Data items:
*****

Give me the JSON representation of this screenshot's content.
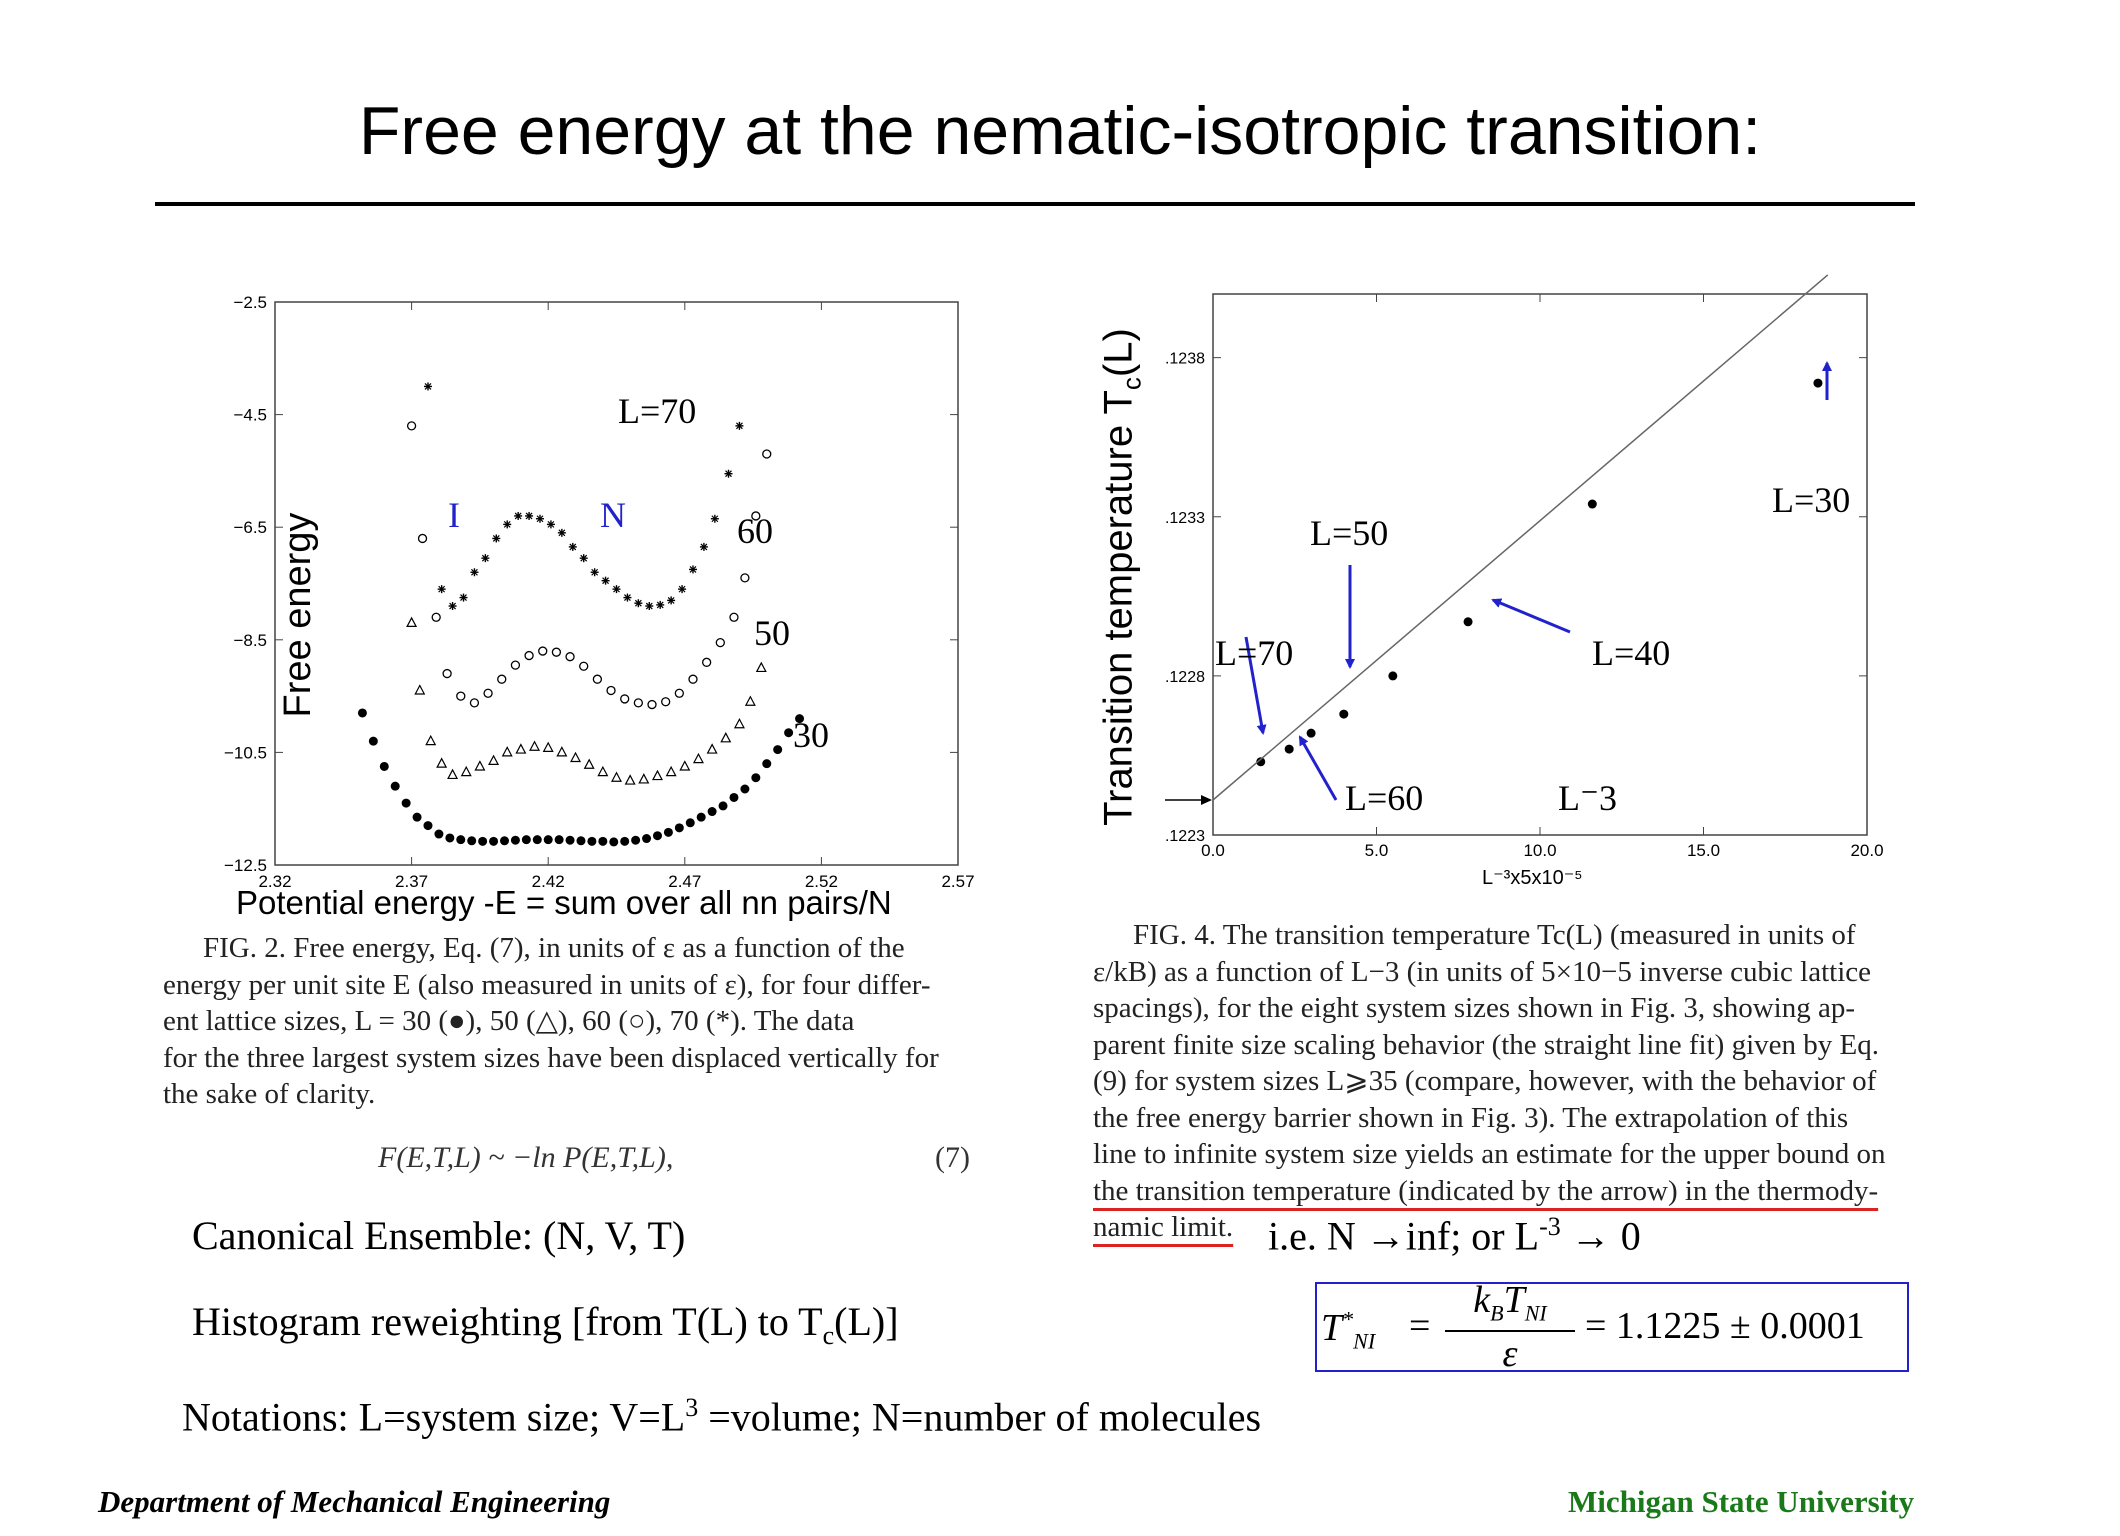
{
  "slide": {
    "title": "Free energy at the nematic-isotropic transition:",
    "footer_left": "Department of Mechanical Engineering",
    "footer_right": "Michigan State University",
    "canonical": "Canonical Ensemble: (N, V, T)",
    "histogram_pre": "Histogram reweighting [from T(L) to T",
    "histogram_sub": "c",
    "histogram_post": "(L)]",
    "notation_pre": "Notations: L=system size; V=L",
    "notation_sup": "3",
    "notation_post": " =volume; N=number of molecules",
    "limit_pre": "i.e. N →inf; or L",
    "limit_sup": "-3",
    "limit_post": " → 0",
    "left_ylabel": "Free energy",
    "left_xlabel": "Potential energy -E = sum over all nn pairs/N",
    "right_ylabel_pre": "Transition temperature T",
    "right_ylabel_sub": "c",
    "right_ylabel_post": "(L)",
    "fig2_caption": [
      "FIG. 2. Free energy, Eq. (7), in units of ε as a function of the",
      "energy per unit site E (also measured in units of ε), for four differ-",
      "ent lattice sizes, L = 30 (●), 50 (△), 60 (○), 70 (*). The data",
      "for the three largest system sizes have been displaced vertically for",
      "the sake of clarity."
    ],
    "eq7": "F(E,T,L) ~ −ln P(E,T,L),",
    "eq7_num": "(7)",
    "fig4_caption": [
      "FIG. 4. The transition temperature Tc(L) (measured in units of",
      "ε/kB) as a function of L−3 (in units of 5×10−5 inverse cubic lattice",
      "spacings), for the eight system sizes shown in Fig. 3, showing ap-",
      "parent finite size scaling behavior (the straight line fit) given by Eq.",
      "(9) for system sizes L⩾35 (compare, however, with the behavior of",
      "the free energy barrier shown in Fig. 3). The extrapolation of this",
      "line to infinite system size yields an estimate for the upper bound on",
      "the transition temperature (indicated by the arrow) in the thermody-",
      "namic limit."
    ],
    "eq_tni_lhs": "T*NI",
    "eq_tni_num": "kBTNI",
    "eq_tni_den": "ε",
    "eq_tni_rhs": "= 1.1225 ± 0.0001",
    "eq_equals": "="
  },
  "colors": {
    "annotation_blue": "#2222cc",
    "underline_red": "#dd2222",
    "footer_green": "#1a7a1a"
  },
  "chart_data": [
    {
      "type": "scatter",
      "title": "",
      "xlabel": "Potential energy -E = sum over all nn pairs/N",
      "ylabel": "Free energy",
      "xlim": [
        2.32,
        2.57
      ],
      "ylim": [
        -12.5,
        -2.5
      ],
      "xticks": [
        "2.32",
        "2.37",
        "2.42",
        "2.47",
        "2.52",
        "2.57"
      ],
      "yticks": [
        "-2.5",
        "-4.5",
        "-6.5",
        "-8.5",
        "-10.5",
        "-12.5"
      ],
      "annotations": [
        "L=70",
        "60",
        "50",
        "30",
        "I",
        "N"
      ],
      "series": [
        {
          "name": "30",
          "marker": "filled-circle",
          "x": [
            2.352,
            2.356,
            2.36,
            2.364,
            2.368,
            2.372,
            2.376,
            2.38,
            2.384,
            2.388,
            2.392,
            2.396,
            2.4,
            2.404,
            2.408,
            2.412,
            2.416,
            2.42,
            2.424,
            2.428,
            2.432,
            2.436,
            2.44,
            2.444,
            2.448,
            2.452,
            2.456,
            2.46,
            2.464,
            2.468,
            2.472,
            2.476,
            2.48,
            2.484,
            2.488,
            2.492,
            2.496,
            2.5,
            2.504,
            2.508,
            2.512
          ],
          "y": [
            -9.8,
            -10.3,
            -10.75,
            -11.1,
            -11.4,
            -11.65,
            -11.8,
            -11.95,
            -12.02,
            -12.05,
            -12.07,
            -12.08,
            -12.08,
            -12.07,
            -12.06,
            -12.05,
            -12.05,
            -12.05,
            -12.05,
            -12.06,
            -12.07,
            -12.08,
            -12.08,
            -12.09,
            -12.08,
            -12.06,
            -12.03,
            -11.98,
            -11.92,
            -11.84,
            -11.75,
            -11.65,
            -11.55,
            -11.45,
            -11.3,
            -11.15,
            -10.95,
            -10.7,
            -10.45,
            -10.15,
            -9.9
          ]
        },
        {
          "name": "50",
          "marker": "open-triangle",
          "x": [
            2.37,
            2.373,
            2.377,
            2.381,
            2.385,
            2.39,
            2.395,
            2.4,
            2.405,
            2.41,
            2.415,
            2.42,
            2.425,
            2.43,
            2.435,
            2.44,
            2.445,
            2.45,
            2.455,
            2.46,
            2.465,
            2.47,
            2.475,
            2.48,
            2.485,
            2.49,
            2.494,
            2.498
          ],
          "y": [
            -8.2,
            -9.4,
            -10.3,
            -10.7,
            -10.9,
            -10.85,
            -10.75,
            -10.65,
            -10.5,
            -10.45,
            -10.4,
            -10.42,
            -10.5,
            -10.6,
            -10.72,
            -10.85,
            -10.95,
            -11.0,
            -10.98,
            -10.92,
            -10.85,
            -10.75,
            -10.62,
            -10.45,
            -10.25,
            -10.0,
            -9.6,
            -9.0
          ]
        },
        {
          "name": "60",
          "marker": "open-circle",
          "x": [
            2.37,
            2.374,
            2.379,
            2.383,
            2.388,
            2.393,
            2.398,
            2.403,
            2.408,
            2.413,
            2.418,
            2.423,
            2.428,
            2.433,
            2.438,
            2.443,
            2.448,
            2.453,
            2.458,
            2.463,
            2.468,
            2.473,
            2.478,
            2.483,
            2.488,
            2.492,
            2.496,
            2.5
          ],
          "y": [
            -4.7,
            -6.7,
            -8.1,
            -9.1,
            -9.5,
            -9.62,
            -9.45,
            -9.2,
            -8.95,
            -8.78,
            -8.7,
            -8.72,
            -8.8,
            -8.97,
            -9.2,
            -9.4,
            -9.55,
            -9.62,
            -9.65,
            -9.6,
            -9.45,
            -9.2,
            -8.9,
            -8.55,
            -8.1,
            -7.4,
            -6.3,
            -5.2
          ]
        },
        {
          "name": "70",
          "marker": "asterisk",
          "x": [
            2.376,
            2.381,
            2.385,
            2.389,
            2.393,
            2.397,
            2.401,
            2.405,
            2.409,
            2.413,
            2.417,
            2.421,
            2.425,
            2.429,
            2.433,
            2.437,
            2.441,
            2.445,
            2.449,
            2.453,
            2.457,
            2.461,
            2.465,
            2.469,
            2.473,
            2.477,
            2.481,
            2.486,
            2.49
          ],
          "y": [
            -4.0,
            -7.6,
            -7.9,
            -7.75,
            -7.3,
            -7.05,
            -6.7,
            -6.45,
            -6.3,
            -6.3,
            -6.35,
            -6.45,
            -6.6,
            -6.85,
            -7.05,
            -7.3,
            -7.45,
            -7.6,
            -7.75,
            -7.85,
            -7.9,
            -7.88,
            -7.8,
            -7.6,
            -7.25,
            -6.85,
            -6.35,
            -5.55,
            -4.7
          ]
        }
      ]
    },
    {
      "type": "scatter",
      "title": "",
      "xlabel": "L⁻³x5x10⁻⁵",
      "ylabel": "Transition temperature Tc(L)",
      "xlim": [
        0.0,
        20.0
      ],
      "ylim": [
        0.1223,
        0.124
      ],
      "xticks": [
        "0.0",
        "5.0",
        "10.0",
        "15.0",
        "20.0"
      ],
      "yticks": [
        ".1223",
        ".1228",
        ".1233",
        ".1238"
      ],
      "annotations": [
        "L=30",
        "L=50",
        "L=40",
        "L=70",
        "L=60",
        "L⁻3"
      ],
      "series": [
        {
          "name": "",
          "marker": "filled-circle",
          "x": [
            1.46,
            2.33,
            3.0,
            4.0,
            5.5,
            7.8,
            11.6,
            18.5
          ],
          "y": [
            0.12253,
            0.12257,
            0.12262,
            0.12268,
            0.1228,
            0.12297,
            0.12334,
            0.12372
          ]
        },
        {
          "name": "",
          "type": "line",
          "x": [
            0.0,
            18.8
          ],
          "y": [
            0.12241,
            0.12406
          ]
        }
      ],
      "arrow_at_y": 0.12241
    }
  ]
}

*****

**WHAT TO WORK ON**
Return each full line of the entries that contains the word "measured".

**TASK SOLUTION**
      "energy per unit site E (also measured in units of ε), for four differ-",
      "FIG. 4. The transition temperature Tc(L) (measured in units of",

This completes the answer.